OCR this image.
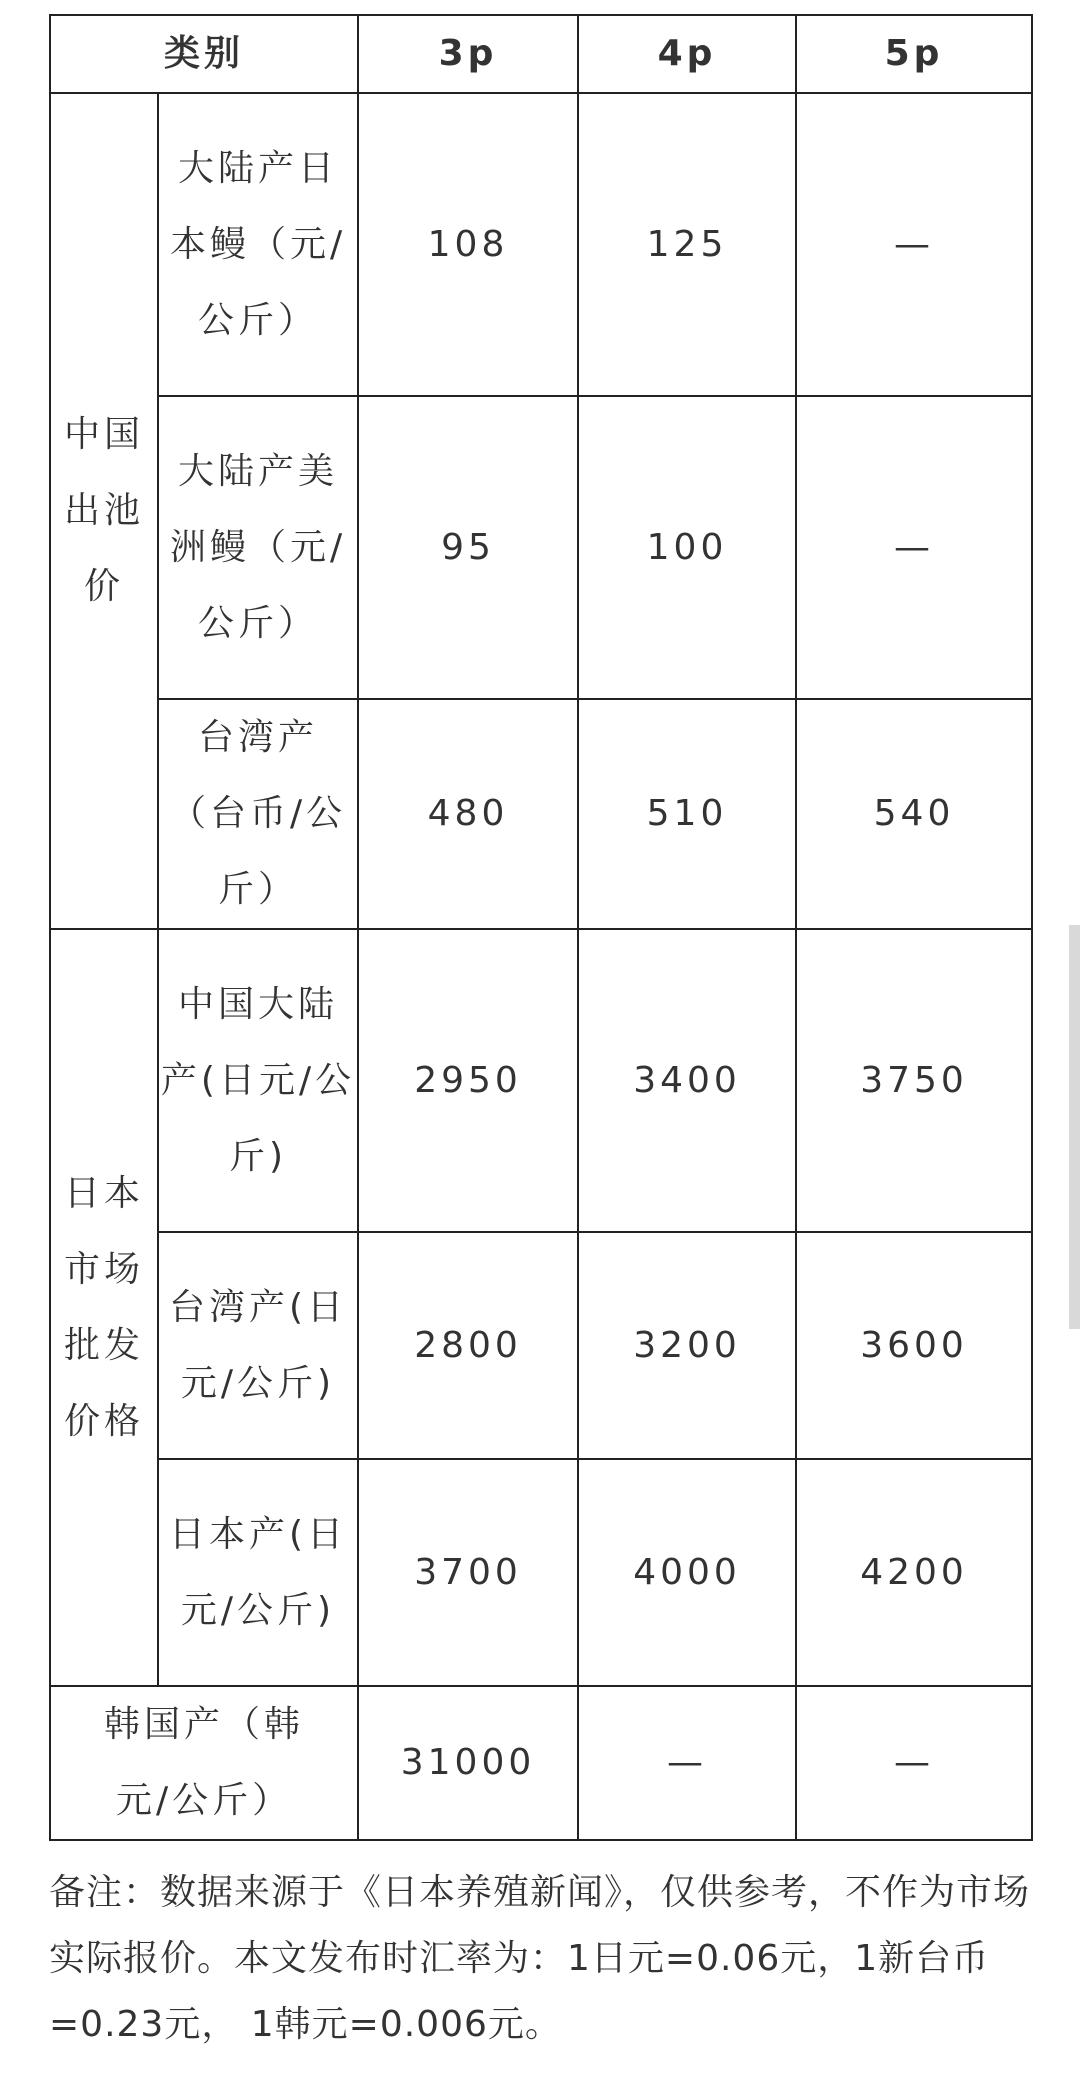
类别		3p	4p	5p
中国出池价	大陆产日本鳗（元/公斤）	108	125	—
	大陆产美洲鳗（元/公斤）	95	100	—
	台湾产（台币/公斤）	480	510	540
日本市场批发价格	中国大陆产(日元/公斤)	2950	3400	3750
	台湾产(日元/公斤)	2800	3200	3600
	日本产(日元/公斤)	3700	4000	4200
韩国产（韩元/公斤）		31000	—	—
备注：数据来源于《日本养殖新闻》，仅供参考，不作为市场实际报价。本文发布时汇率为：1日元=0.06元，1新台币=0.23元， 1韩元=0.006元。
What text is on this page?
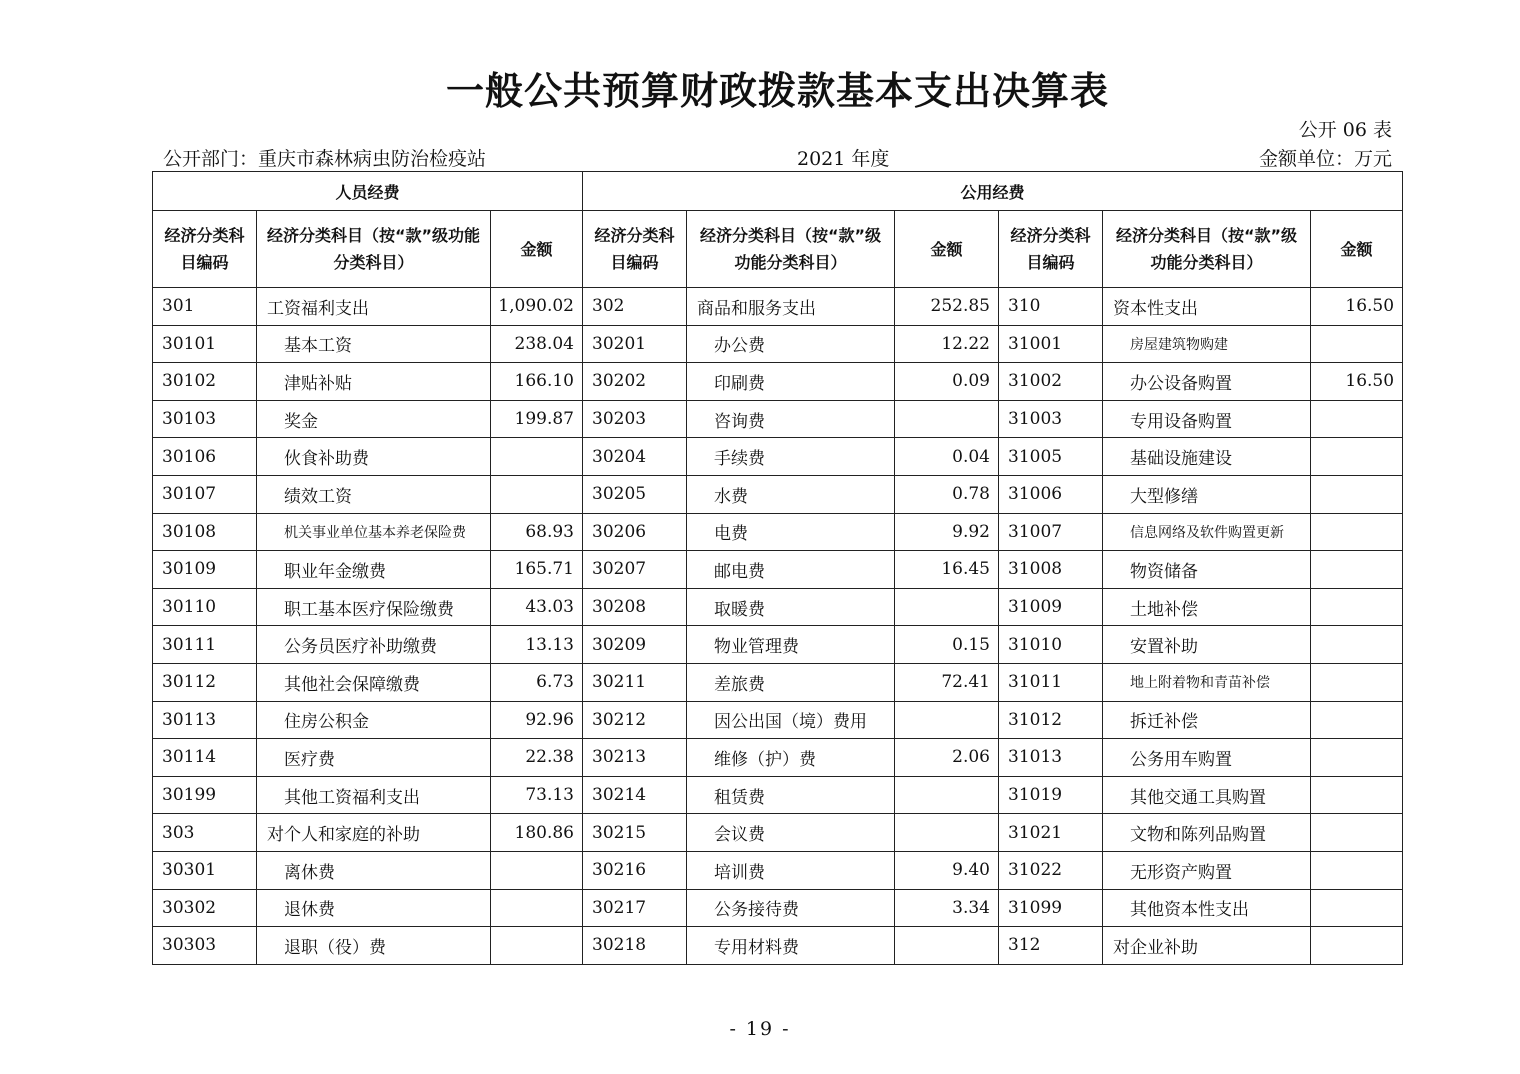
一般公共预算财政拨款基本支出决算表
公开 06 表
公开部门：重庆市森林病虫防治检疫站	2021 年度	金额单位：万元
人员经费			公用经费					
经济分类科目编码	经济分类科目（按“款”级功能分类科目）	金额	经济分类科目编码	经济分类科目（按“款”级功能分类科目）	金额	经济分类科目编码	经济分类科目（按“款”级功能分类科目）	金额
301	工资福利支出	1,090.02	302	商品和服务支出	252.85	310	资本性支出	16.50
30101	基本工资	238.04	30201	办公费	12.22	31001	房屋建筑物购建	
30102	津贴补贴	166.10	30202	印刷费	0.09	31002	办公设备购置	16.50
30103	奖金	199.87	30203	咨询费		31003	专用设备购置	
30106	伙食补助费		30204	手续费	0.04	31005	基础设施建设	
30107	绩效工资		30205	水费	0.78	31006	大型修缮	
30108	机关事业单位基本养老保险费	68.93	30206	电费	9.92	31007	信息网络及软件购置更新	
30109	职业年金缴费	165.71	30207	邮电费	16.45	31008	物资储备	
30110	职工基本医疗保险缴费	43.03	30208	取暖费		31009	土地补偿	
30111	公务员医疗补助缴费	13.13	30209	物业管理费	0.15	31010	安置补助	
30112	其他社会保障缴费	6.73	30211	差旅费	72.41	31011	地上附着物和青苗补偿	
30113	住房公积金	92.96	30212	因公出国（境）费用		31012	拆迁补偿	
30114	医疗费	22.38	30213	维修（护）费	2.06	31013	公务用车购置	
30199	其他工资福利支出	73.13	30214	租赁费		31019	其他交通工具购置	
303	对个人和家庭的补助	180.86	30215	会议费		31021	文物和陈列品购置	
30301	离休费		30216	培训费	9.40	31022	无形资产购置	
30302	退休费		30217	公务接待费	3.34	31099	其他资本性支出	
30303	退职（役）费		30218	专用材料费		312	对企业补助	
- 19 -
☆ ☆ ☆ ☆
Retype all entries exactly as they appear, dropping the images.

• Solution to this problem:
OCR this image.
类别		3p	4p	5p
中国出池价	大陆产日本鳗（元/公斤）	108	125	—
	大陆产美洲鳗（元/公斤）	95	100	—
	台湾产（台币/公斤）	480	510	540
日本市场批发价格	中国大陆产(日元/公斤)	2950	3400	3750
	台湾产(日元/公斤)	2800	3200	3600
	日本产(日元/公斤)	3700	4000	4200
韩国产（韩元/公斤）		31000	—	—
备注：数据来源于《日本养殖新闻》，仅供参考，不作为市场实际报价。本文发布时汇率为：1日元=0.06元，1新台币=0.23元， 1韩元=0.006元。
What text is on this page?
一般公共预算财政拨款基本支出决算表
公开 06 表
公开部门：重庆市森林病虫防治检疫站	2021 年度	金额单位：万元
人员经费			公用经费					
经济分类科目编码	经济分类科目（按“款”级功能分类科目）	金额	经济分类科目编码	经济分类科目（按“款”级功能分类科目）	金额	经济分类科目编码	经济分类科目（按“款”级功能分类科目）	金额
301	工资福利支出	1,090.02	302	商品和服务支出	252.85	310	资本性支出	16.50
30101	基本工资	238.04	30201	办公费	12.22	31001	房屋建筑物购建	
30102	津贴补贴	166.10	30202	印刷费	0.09	31002	办公设备购置	16.50
30103	奖金	199.87	30203	咨询费		31003	专用设备购置	
30106	伙食补助费		30204	手续费	0.04	31005	基础设施建设	
30107	绩效工资		30205	水费	0.78	31006	大型修缮	
30108	机关事业单位基本养老保险费	68.93	30206	电费	9.92	31007	信息网络及软件购置更新	
30109	职业年金缴费	165.71	30207	邮电费	16.45	31008	物资储备	
30110	职工基本医疗保险缴费	43.03	30208	取暖费		31009	土地补偿	
30111	公务员医疗补助缴费	13.13	30209	物业管理费	0.15	31010	安置补助	
30112	其他社会保障缴费	6.73	30211	差旅费	72.41	31011	地上附着物和青苗补偿	
30113	住房公积金	92.96	30212	因公出国（境）费用		31012	拆迁补偿	
30114	医疗费	22.38	30213	维修（护）费	2.06	31013	公务用车购置	
30199	其他工资福利支出	73.13	30214	租赁费		31019	其他交通工具购置	
303	对个人和家庭的补助	180.86	30215	会议费		31021	文物和陈列品购置	
30301	离休费		30216	培训费	9.40	31022	无形资产购置	
30302	退休费		30217	公务接待费	3.34	31099	其他资本性支出	
30303	退职（役）费		30218	专用材料费		312	对企业补助	
- 19 -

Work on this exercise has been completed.